**PROBLEM DETAILS:** Identify, in the records below, every line where the string "Relative" appears, and copy each such line.

**DATASET ENTRIES:**
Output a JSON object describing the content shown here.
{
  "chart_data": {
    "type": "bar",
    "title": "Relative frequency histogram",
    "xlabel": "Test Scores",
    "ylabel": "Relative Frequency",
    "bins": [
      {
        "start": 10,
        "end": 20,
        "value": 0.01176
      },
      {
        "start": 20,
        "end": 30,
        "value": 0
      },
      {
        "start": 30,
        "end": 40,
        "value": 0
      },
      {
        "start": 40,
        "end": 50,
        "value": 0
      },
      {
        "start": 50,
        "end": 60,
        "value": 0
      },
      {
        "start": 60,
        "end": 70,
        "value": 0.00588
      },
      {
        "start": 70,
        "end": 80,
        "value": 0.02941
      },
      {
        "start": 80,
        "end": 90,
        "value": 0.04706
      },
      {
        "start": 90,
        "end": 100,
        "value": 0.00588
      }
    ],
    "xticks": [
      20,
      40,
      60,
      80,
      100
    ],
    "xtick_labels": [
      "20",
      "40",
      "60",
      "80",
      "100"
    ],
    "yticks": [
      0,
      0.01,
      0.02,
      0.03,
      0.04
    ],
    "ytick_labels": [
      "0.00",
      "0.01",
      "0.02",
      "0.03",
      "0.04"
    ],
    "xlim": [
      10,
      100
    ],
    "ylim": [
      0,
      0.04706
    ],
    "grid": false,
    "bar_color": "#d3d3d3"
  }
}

**FINAL ANSWER:**
    "title": "Relative frequency histogram",
    "ylabel": "Relative Frequency",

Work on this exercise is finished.